• Exercise description: Tell how many lines in the data below include the word "value". The answer is the number only.

Stored entries:
/---
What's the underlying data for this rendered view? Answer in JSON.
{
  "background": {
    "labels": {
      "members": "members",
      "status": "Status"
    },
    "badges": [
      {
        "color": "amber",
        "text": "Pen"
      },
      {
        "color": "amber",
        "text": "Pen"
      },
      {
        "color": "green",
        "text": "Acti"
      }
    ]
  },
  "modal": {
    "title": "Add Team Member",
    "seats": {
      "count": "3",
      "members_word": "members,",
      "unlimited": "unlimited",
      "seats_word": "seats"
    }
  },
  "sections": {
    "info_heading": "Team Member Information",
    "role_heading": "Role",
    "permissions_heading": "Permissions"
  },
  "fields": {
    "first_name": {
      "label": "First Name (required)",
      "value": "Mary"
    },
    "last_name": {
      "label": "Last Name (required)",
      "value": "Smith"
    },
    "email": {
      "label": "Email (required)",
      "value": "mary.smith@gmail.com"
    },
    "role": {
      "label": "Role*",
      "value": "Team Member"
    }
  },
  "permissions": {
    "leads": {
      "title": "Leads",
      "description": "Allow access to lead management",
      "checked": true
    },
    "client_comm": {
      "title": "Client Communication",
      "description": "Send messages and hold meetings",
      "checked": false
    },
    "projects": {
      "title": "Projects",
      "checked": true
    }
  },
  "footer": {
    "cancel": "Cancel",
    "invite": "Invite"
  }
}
\---
/---
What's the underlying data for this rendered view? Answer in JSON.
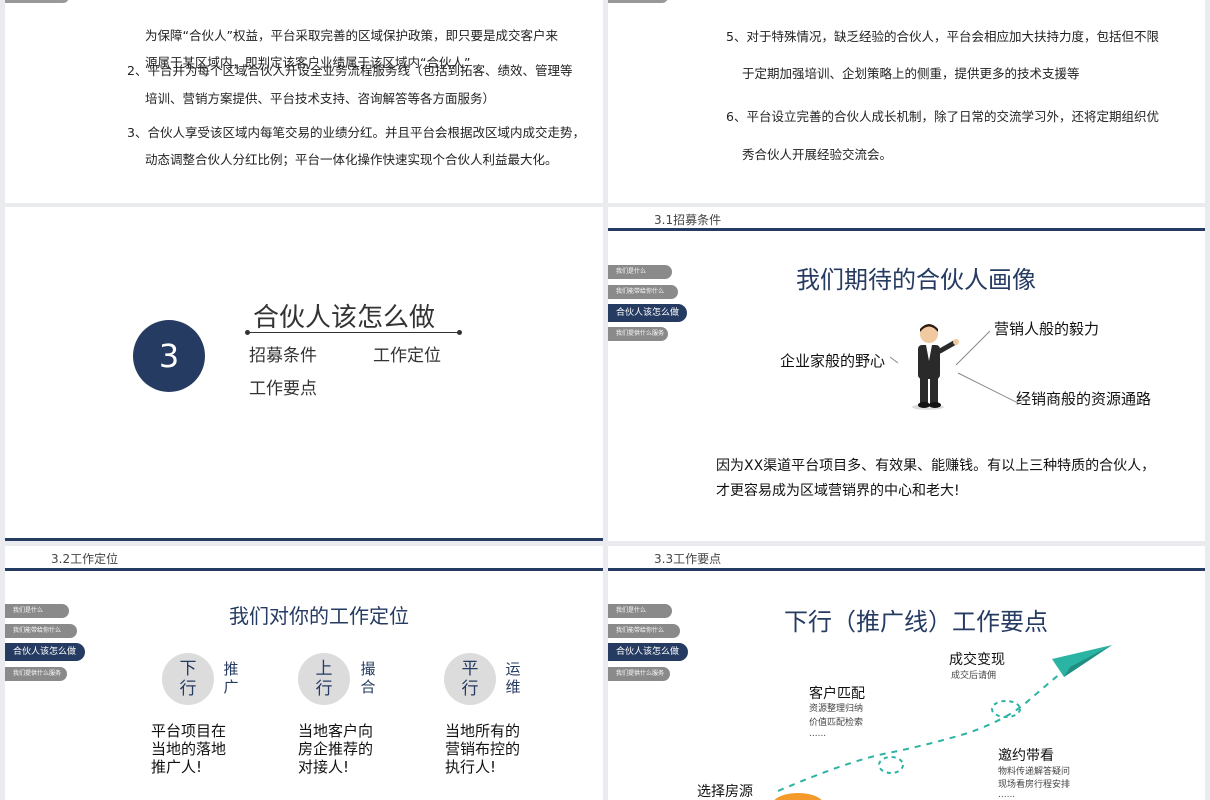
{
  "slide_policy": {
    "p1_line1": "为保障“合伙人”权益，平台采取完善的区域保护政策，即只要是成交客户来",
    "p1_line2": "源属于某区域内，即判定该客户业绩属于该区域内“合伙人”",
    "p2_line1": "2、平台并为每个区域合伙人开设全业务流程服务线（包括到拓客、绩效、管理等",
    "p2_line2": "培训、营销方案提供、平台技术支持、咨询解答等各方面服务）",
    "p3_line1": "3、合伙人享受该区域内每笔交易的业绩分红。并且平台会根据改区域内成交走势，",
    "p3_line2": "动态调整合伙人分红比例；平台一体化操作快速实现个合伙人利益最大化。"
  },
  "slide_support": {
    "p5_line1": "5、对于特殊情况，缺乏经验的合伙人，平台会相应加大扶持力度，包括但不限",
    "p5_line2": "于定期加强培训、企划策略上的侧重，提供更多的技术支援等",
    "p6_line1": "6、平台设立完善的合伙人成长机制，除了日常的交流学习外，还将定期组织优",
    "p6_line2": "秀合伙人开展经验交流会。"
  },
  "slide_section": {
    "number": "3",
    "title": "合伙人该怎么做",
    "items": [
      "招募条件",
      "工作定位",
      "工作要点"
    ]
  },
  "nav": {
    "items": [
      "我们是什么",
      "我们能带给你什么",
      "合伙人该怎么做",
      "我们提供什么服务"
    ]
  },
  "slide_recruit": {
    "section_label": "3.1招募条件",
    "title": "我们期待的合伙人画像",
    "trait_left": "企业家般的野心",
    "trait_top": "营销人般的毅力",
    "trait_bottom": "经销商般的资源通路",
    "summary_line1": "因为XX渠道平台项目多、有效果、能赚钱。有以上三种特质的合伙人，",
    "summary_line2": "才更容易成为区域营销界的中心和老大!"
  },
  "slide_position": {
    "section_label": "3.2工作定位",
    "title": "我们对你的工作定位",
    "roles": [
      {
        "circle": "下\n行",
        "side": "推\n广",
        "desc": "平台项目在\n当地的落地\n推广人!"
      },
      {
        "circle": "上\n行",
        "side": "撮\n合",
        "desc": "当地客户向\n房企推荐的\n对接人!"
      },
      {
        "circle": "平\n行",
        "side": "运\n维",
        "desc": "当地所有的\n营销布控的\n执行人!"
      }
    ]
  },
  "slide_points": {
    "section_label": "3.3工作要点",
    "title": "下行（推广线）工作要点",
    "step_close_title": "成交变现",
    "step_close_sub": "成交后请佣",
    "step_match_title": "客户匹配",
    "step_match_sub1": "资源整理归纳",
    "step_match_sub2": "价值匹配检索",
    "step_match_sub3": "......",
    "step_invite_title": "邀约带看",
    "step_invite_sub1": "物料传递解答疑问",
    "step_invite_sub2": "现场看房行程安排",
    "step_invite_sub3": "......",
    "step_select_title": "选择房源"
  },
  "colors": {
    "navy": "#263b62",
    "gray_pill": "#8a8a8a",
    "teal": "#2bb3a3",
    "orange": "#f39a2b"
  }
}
\---
• Full solution: 4